**Problem requirements:** Leave out the pictures; transcribe all else exactly.
-- start Exercise inputs --
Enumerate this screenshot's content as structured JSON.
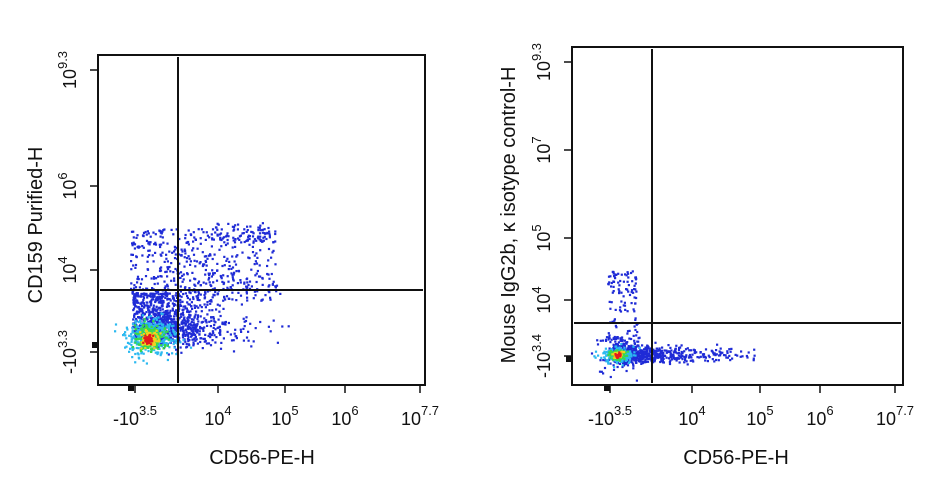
{
  "chart_data": [
    {
      "type": "scatter",
      "xlabel": "CD56-PE-H",
      "ylabel": "CD159 Purified-H",
      "x_scale": "biexponential",
      "y_scale": "biexponential",
      "xticks": [
        {
          "base": "-10",
          "exp": "3.5"
        },
        {
          "base": "10",
          "exp": "4"
        },
        {
          "base": "10",
          "exp": "5"
        },
        {
          "base": "10",
          "exp": "6"
        },
        {
          "base": "10",
          "exp": "7.7"
        }
      ],
      "yticks": [
        {
          "base": "-10",
          "exp": "3.3"
        },
        {
          "base": "10",
          "exp": "4"
        },
        {
          "base": "10",
          "exp": "6"
        },
        {
          "base": "10",
          "exp": "9.3"
        }
      ],
      "gate": {
        "x": 2000,
        "y": 6000
      },
      "grid": false,
      "populations": [
        {
          "color": "#1f2bd6",
          "x": 600,
          "y": -2000,
          "note": "main cluster"
        },
        {
          "color": "#1f2bd6",
          "x": 8000,
          "y": 100000,
          "note": "upper diffuse"
        },
        {
          "color": "#1f2bd6",
          "x": 4000,
          "y": 4000,
          "note": "mid"
        }
      ]
    },
    {
      "type": "scatter",
      "xlabel": "CD56-PE-H",
      "ylabel": "Mouse IgG2b, κ isotype control-H",
      "x_scale": "biexponential",
      "y_scale": "biexponential",
      "xticks": [
        {
          "base": "-10",
          "exp": "3.5"
        },
        {
          "base": "10",
          "exp": "4"
        },
        {
          "base": "10",
          "exp": "5"
        },
        {
          "base": "10",
          "exp": "6"
        },
        {
          "base": "10",
          "exp": "7.7"
        }
      ],
      "yticks": [
        {
          "base": "-10",
          "exp": "3.4"
        },
        {
          "base": "10",
          "exp": "4"
        },
        {
          "base": "10",
          "exp": "5"
        },
        {
          "base": "10",
          "exp": "7"
        },
        {
          "base": "10",
          "exp": "9.3"
        }
      ],
      "gate": {
        "x": 2000,
        "y": 2000
      },
      "grid": false,
      "populations": [
        {
          "color": "#1f2bd6",
          "x": 1000,
          "y": -1500,
          "note": "tight cluster"
        }
      ]
    }
  ],
  "colors": {
    "low": "#1f2bd6",
    "mid1": "#2bb9f0",
    "mid2": "#38d84a",
    "mid3": "#f0d21e",
    "high": "#e31a1c"
  }
}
-- end Exercise inputs --
**Exercise result:**
Enumerate this screenshot's content as structured JSON.
{
  "chart_data": [
    {
      "type": "scatter",
      "xlabel": "CD56-PE-H",
      "ylabel": "CD159 Purified-H",
      "x_scale": "biexponential",
      "y_scale": "biexponential",
      "xticks": [
        {
          "base": "-10",
          "exp": "3.5"
        },
        {
          "base": "10",
          "exp": "4"
        },
        {
          "base": "10",
          "exp": "5"
        },
        {
          "base": "10",
          "exp": "6"
        },
        {
          "base": "10",
          "exp": "7.7"
        }
      ],
      "yticks": [
        {
          "base": "-10",
          "exp": "3.3"
        },
        {
          "base": "10",
          "exp": "4"
        },
        {
          "base": "10",
          "exp": "6"
        },
        {
          "base": "10",
          "exp": "9.3"
        }
      ],
      "gate": {
        "x": 2000,
        "y": 6000
      },
      "grid": false,
      "populations": [
        {
          "color": "#1f2bd6",
          "x": 600,
          "y": -2000,
          "note": "main cluster"
        },
        {
          "color": "#1f2bd6",
          "x": 8000,
          "y": 100000,
          "note": "upper diffuse"
        },
        {
          "color": "#1f2bd6",
          "x": 4000,
          "y": 4000,
          "note": "mid"
        }
      ]
    },
    {
      "type": "scatter",
      "xlabel": "CD56-PE-H",
      "ylabel": "Mouse IgG2b, κ isotype control-H",
      "x_scale": "biexponential",
      "y_scale": "biexponential",
      "xticks": [
        {
          "base": "-10",
          "exp": "3.5"
        },
        {
          "base": "10",
          "exp": "4"
        },
        {
          "base": "10",
          "exp": "5"
        },
        {
          "base": "10",
          "exp": "6"
        },
        {
          "base": "10",
          "exp": "7.7"
        }
      ],
      "yticks": [
        {
          "base": "-10",
          "exp": "3.4"
        },
        {
          "base": "10",
          "exp": "4"
        },
        {
          "base": "10",
          "exp": "5"
        },
        {
          "base": "10",
          "exp": "7"
        },
        {
          "base": "10",
          "exp": "9.3"
        }
      ],
      "gate": {
        "x": 2000,
        "y": 2000
      },
      "grid": false,
      "populations": [
        {
          "color": "#1f2bd6",
          "x": 1000,
          "y": -1500,
          "note": "tight cluster"
        }
      ]
    }
  ],
  "colors": {
    "low": "#1f2bd6",
    "mid1": "#2bb9f0",
    "mid2": "#38d84a",
    "mid3": "#f0d21e",
    "high": "#e31a1c"
  }
}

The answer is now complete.